## PROBLEM DETAILS:
Your task is to filter the data below down to the lines holding "title".

(Figure data in JSON)
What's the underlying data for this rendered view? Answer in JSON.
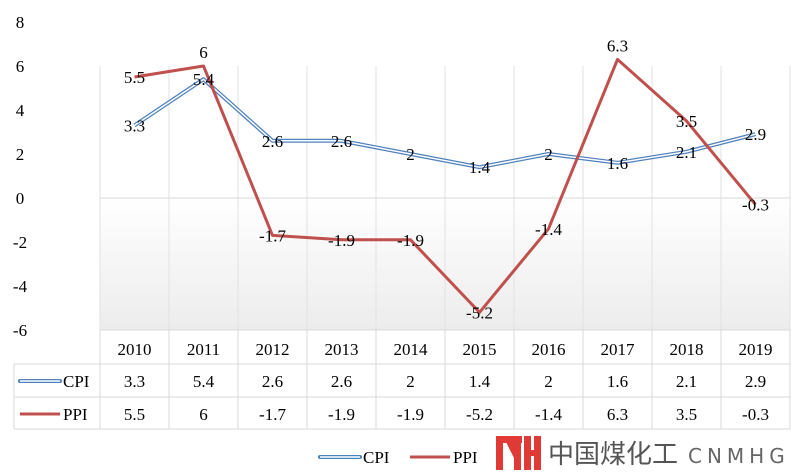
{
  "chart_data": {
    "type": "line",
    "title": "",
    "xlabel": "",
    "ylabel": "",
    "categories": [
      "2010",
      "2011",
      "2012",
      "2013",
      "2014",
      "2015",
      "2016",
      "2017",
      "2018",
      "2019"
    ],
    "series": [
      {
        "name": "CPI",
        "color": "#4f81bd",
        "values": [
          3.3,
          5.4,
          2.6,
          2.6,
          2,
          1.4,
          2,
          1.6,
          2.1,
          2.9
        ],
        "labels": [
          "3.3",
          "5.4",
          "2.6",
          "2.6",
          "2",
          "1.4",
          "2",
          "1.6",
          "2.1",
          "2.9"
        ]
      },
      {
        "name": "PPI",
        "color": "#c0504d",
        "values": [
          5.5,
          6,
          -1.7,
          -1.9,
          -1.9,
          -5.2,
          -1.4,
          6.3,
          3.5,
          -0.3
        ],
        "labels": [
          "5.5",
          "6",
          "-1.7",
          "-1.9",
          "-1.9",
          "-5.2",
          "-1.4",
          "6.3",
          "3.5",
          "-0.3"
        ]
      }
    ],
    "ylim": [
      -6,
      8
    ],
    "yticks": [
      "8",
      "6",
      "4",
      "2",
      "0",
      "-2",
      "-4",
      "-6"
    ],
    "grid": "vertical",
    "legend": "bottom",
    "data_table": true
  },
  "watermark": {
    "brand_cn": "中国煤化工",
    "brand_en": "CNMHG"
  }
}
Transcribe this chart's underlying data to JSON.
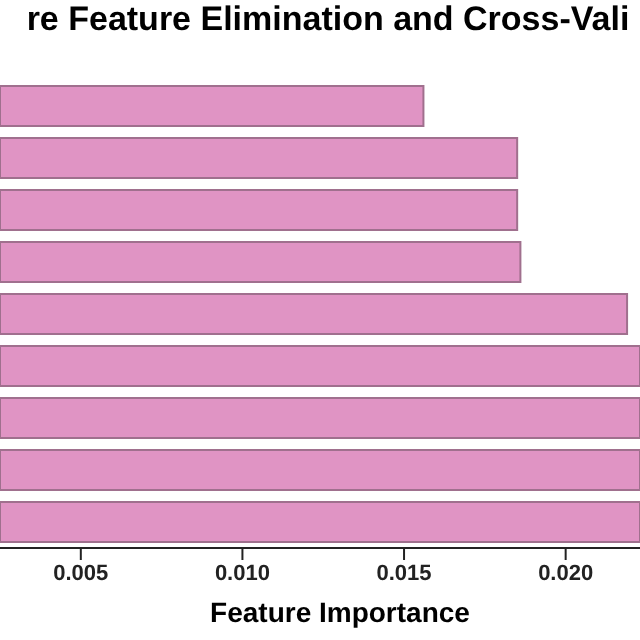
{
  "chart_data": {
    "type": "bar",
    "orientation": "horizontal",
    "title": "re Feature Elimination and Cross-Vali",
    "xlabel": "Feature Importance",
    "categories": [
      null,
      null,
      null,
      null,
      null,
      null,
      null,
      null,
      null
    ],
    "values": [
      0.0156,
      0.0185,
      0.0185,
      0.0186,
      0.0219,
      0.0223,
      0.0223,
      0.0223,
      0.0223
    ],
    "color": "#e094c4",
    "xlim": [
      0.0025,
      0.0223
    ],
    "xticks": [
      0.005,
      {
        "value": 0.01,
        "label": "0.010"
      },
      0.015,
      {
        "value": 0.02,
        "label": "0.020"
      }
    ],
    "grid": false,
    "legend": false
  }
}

## RESPONSE TO THIS TASK:
    "title": "",
    "title": "re Feature Elimination and Cross-Vali",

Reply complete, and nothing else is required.